## [Provided records]
--- START ---

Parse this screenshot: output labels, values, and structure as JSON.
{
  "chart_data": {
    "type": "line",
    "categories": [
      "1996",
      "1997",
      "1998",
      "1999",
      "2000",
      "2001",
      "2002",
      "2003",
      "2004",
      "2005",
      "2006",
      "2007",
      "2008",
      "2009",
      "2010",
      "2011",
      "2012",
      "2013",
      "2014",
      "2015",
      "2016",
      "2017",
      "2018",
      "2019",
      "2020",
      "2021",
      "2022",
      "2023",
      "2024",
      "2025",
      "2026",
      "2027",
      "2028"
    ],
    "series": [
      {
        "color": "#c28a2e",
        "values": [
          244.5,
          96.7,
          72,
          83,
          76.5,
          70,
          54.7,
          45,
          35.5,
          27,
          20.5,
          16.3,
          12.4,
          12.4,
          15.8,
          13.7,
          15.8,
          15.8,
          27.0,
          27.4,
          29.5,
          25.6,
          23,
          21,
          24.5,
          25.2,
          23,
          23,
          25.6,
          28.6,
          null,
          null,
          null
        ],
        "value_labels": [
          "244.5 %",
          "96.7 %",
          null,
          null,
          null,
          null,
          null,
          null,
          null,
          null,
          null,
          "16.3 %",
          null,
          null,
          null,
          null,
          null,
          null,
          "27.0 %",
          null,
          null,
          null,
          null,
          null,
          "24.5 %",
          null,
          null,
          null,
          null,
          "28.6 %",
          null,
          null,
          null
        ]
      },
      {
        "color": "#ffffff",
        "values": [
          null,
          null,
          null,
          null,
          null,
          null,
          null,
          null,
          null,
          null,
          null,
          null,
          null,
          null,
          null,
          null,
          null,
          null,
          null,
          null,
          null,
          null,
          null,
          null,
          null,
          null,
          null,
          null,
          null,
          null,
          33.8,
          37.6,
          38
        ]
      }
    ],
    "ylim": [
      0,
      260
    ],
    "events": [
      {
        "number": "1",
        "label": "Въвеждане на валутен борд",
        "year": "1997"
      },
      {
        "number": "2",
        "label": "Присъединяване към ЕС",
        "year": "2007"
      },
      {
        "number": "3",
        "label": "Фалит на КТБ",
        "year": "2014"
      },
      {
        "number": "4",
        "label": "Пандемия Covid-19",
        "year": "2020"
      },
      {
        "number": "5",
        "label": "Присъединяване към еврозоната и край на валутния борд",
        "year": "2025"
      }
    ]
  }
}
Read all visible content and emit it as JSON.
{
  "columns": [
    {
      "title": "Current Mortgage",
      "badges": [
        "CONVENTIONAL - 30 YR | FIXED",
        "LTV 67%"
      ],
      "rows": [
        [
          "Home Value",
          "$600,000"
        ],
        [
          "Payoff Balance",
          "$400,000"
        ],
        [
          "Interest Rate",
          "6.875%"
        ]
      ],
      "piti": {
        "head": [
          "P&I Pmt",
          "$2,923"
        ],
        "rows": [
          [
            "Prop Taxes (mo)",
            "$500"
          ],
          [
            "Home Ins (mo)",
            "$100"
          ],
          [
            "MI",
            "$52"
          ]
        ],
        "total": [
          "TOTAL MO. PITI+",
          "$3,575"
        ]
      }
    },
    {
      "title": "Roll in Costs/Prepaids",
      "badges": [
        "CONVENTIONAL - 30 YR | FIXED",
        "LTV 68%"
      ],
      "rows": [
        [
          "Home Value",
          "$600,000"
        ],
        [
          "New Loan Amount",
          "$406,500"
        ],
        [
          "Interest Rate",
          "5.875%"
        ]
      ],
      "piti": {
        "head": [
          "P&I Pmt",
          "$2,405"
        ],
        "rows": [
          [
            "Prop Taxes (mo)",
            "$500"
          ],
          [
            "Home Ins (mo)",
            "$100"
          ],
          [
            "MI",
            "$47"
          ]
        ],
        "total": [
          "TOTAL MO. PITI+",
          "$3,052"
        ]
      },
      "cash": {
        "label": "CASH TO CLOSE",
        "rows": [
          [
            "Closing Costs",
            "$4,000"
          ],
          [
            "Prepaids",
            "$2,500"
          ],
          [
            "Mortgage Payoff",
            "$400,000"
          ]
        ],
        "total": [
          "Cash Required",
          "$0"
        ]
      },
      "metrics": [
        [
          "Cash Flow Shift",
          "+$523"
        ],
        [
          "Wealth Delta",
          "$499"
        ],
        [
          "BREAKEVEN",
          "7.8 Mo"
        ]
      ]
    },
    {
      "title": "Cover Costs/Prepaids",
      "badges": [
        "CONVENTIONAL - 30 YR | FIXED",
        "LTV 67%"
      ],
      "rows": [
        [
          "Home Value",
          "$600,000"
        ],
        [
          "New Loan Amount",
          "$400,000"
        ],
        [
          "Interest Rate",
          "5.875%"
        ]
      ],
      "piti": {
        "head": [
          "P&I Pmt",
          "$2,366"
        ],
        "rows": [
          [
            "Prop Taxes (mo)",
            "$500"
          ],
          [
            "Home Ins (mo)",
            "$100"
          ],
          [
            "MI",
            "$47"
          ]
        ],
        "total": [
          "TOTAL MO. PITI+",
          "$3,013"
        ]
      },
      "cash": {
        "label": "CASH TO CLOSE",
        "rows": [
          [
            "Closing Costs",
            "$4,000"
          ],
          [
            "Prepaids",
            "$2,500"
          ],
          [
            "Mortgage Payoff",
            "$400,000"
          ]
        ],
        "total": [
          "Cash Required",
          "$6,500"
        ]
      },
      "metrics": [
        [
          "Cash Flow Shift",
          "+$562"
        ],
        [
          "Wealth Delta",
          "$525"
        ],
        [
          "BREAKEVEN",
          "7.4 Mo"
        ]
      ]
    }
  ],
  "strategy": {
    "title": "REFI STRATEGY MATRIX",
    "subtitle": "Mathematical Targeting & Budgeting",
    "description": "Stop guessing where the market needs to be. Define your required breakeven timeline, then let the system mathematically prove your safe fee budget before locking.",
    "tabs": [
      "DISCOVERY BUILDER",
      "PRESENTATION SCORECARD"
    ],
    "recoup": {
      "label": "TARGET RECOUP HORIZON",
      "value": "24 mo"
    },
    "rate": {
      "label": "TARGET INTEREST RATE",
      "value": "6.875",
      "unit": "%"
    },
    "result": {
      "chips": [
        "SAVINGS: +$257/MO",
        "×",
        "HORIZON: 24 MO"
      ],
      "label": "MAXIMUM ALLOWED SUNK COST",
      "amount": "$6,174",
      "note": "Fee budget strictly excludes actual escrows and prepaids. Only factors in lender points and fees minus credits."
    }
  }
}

--- END ---

## [What to produce]
In full and verbatim, repeat the records given above.

## [Expected answer]
Parse this screenshot: output labels, values, and structure as JSON.
{
  "chart_data": {
    "type": "line",
    "categories": [
      "1996",
      "1997",
      "1998",
      "1999",
      "2000",
      "2001",
      "2002",
      "2003",
      "2004",
      "2005",
      "2006",
      "2007",
      "2008",
      "2009",
      "2010",
      "2011",
      "2012",
      "2013",
      "2014",
      "2015",
      "2016",
      "2017",
      "2018",
      "2019",
      "2020",
      "2021",
      "2022",
      "2023",
      "2024",
      "2025",
      "2026",
      "2027",
      "2028"
    ],
    "series": [
      {
        "color": "#c28a2e",
        "values": [
          244.5,
          96.7,
          72,
          83,
          76.5,
          70,
          54.7,
          45,
          35.5,
          27,
          20.5,
          16.3,
          12.4,
          12.4,
          15.8,
          13.7,
          15.8,
          15.8,
          27.0,
          27.4,
          29.5,
          25.6,
          23,
          21,
          24.5,
          25.2,
          23,
          23,
          25.6,
          28.6,
          null,
          null,
          null
        ],
        "value_labels": [
          "244.5 %",
          "96.7 %",
          null,
          null,
          null,
          null,
          null,
          null,
          null,
          null,
          null,
          "16.3 %",
          null,
          null,
          null,
          null,
          null,
          null,
          "27.0 %",
          null,
          null,
          null,
          null,
          null,
          "24.5 %",
          null,
          null,
          null,
          null,
          "28.6 %",
          null,
          null,
          null
        ]
      },
      {
        "color": "#ffffff",
        "values": [
          null,
          null,
          null,
          null,
          null,
          null,
          null,
          null,
          null,
          null,
          null,
          null,
          null,
          null,
          null,
          null,
          null,
          null,
          null,
          null,
          null,
          null,
          null,
          null,
          null,
          null,
          null,
          null,
          null,
          null,
          33.8,
          37.6,
          38
        ]
      }
    ],
    "ylim": [
      0,
      260
    ],
    "events": [
      {
        "number": "1",
        "label": "Въвеждане на валутен борд",
        "year": "1997"
      },
      {
        "number": "2",
        "label": "Присъединяване към ЕС",
        "year": "2007"
      },
      {
        "number": "3",
        "label": "Фалит на КТБ",
        "year": "2014"
      },
      {
        "number": "4",
        "label": "Пандемия Covid-19",
        "year": "2020"
      },
      {
        "number": "5",
        "label": "Присъединяване към еврозоната и край на валутния борд",
        "year": "2025"
      }
    ]
  }
}
Read all visible content and emit it as JSON.
{
  "columns": [
    {
      "title": "Current Mortgage",
      "badges": [
        "CONVENTIONAL - 30 YR | FIXED",
        "LTV 67%"
      ],
      "rows": [
        [
          "Home Value",
          "$600,000"
        ],
        [
          "Payoff Balance",
          "$400,000"
        ],
        [
          "Interest Rate",
          "6.875%"
        ]
      ],
      "piti": {
        "head": [
          "P&I Pmt",
          "$2,923"
        ],
        "rows": [
          [
            "Prop Taxes (mo)",
            "$500"
          ],
          [
            "Home Ins (mo)",
            "$100"
          ],
          [
            "MI",
            "$52"
          ]
        ],
        "total": [
          "TOTAL MO. PITI+",
          "$3,575"
        ]
      }
    },
    {
      "title": "Roll in Costs/Prepaids",
      "badges": [
        "CONVENTIONAL - 30 YR | FIXED",
        "LTV 68%"
      ],
      "rows": [
        [
          "Home Value",
          "$600,000"
        ],
        [
          "New Loan Amount",
          "$406,500"
        ],
        [
          "Interest Rate",
          "5.875%"
        ]
      ],
      "piti": {
        "head": [
          "P&I Pmt",
          "$2,405"
        ],
        "rows": [
          [
            "Prop Taxes (mo)",
            "$500"
          ],
          [
            "Home Ins (mo)",
            "$100"
          ],
          [
            "MI",
            "$47"
          ]
        ],
        "total": [
          "TOTAL MO. PITI+",
          "$3,052"
        ]
      },
      "cash": {
        "label": "CASH TO CLOSE",
        "rows": [
          [
            "Closing Costs",
            "$4,000"
          ],
          [
            "Prepaids",
            "$2,500"
          ],
          [
            "Mortgage Payoff",
            "$400,000"
          ]
        ],
        "total": [
          "Cash Required",
          "$0"
        ]
      },
      "metrics": [
        [
          "Cash Flow Shift",
          "+$523"
        ],
        [
          "Wealth Delta",
          "$499"
        ],
        [
          "BREAKEVEN",
          "7.8 Mo"
        ]
      ]
    },
    {
      "title": "Cover Costs/Prepaids",
      "badges": [
        "CONVENTIONAL - 30 YR | FIXED",
        "LTV 67%"
      ],
      "rows": [
        [
          "Home Value",
          "$600,000"
        ],
        [
          "New Loan Amount",
          "$400,000"
        ],
        [
          "Interest Rate",
          "5.875%"
        ]
      ],
      "piti": {
        "head": [
          "P&I Pmt",
          "$2,366"
        ],
        "rows": [
          [
            "Prop Taxes (mo)",
            "$500"
          ],
          [
            "Home Ins (mo)",
            "$100"
          ],
          [
            "MI",
            "$47"
          ]
        ],
        "total": [
          "TOTAL MO. PITI+",
          "$3,013"
        ]
      },
      "cash": {
        "label": "CASH TO CLOSE",
        "rows": [
          [
            "Closing Costs",
            "$4,000"
          ],
          [
            "Prepaids",
            "$2,500"
          ],
          [
            "Mortgage Payoff",
            "$400,000"
          ]
        ],
        "total": [
          "Cash Required",
          "$6,500"
        ]
      },
      "metrics": [
        [
          "Cash Flow Shift",
          "+$562"
        ],
        [
          "Wealth Delta",
          "$525"
        ],
        [
          "BREAKEVEN",
          "7.4 Mo"
        ]
      ]
    }
  ],
  "strategy": {
    "title": "REFI STRATEGY MATRIX",
    "subtitle": "Mathematical Targeting & Budgeting",
    "description": "Stop guessing where the market needs to be. Define your required breakeven timeline, then let the system mathematically prove your safe fee budget before locking.",
    "tabs": [
      "DISCOVERY BUILDER",
      "PRESENTATION SCORECARD"
    ],
    "recoup": {
      "label": "TARGET RECOUP HORIZON",
      "value": "24 mo"
    },
    "rate": {
      "label": "TARGET INTEREST RATE",
      "value": "6.875",
      "unit": "%"
    },
    "result": {
      "chips": [
        "SAVINGS: +$257/MO",
        "×",
        "HORIZON: 24 MO"
      ],
      "label": "MAXIMUM ALLOWED SUNK COST",
      "amount": "$6,174",
      "note": "Fee budget strictly excludes actual escrows and prepaids. Only factors in lender points and fees minus credits."
    }
  }
}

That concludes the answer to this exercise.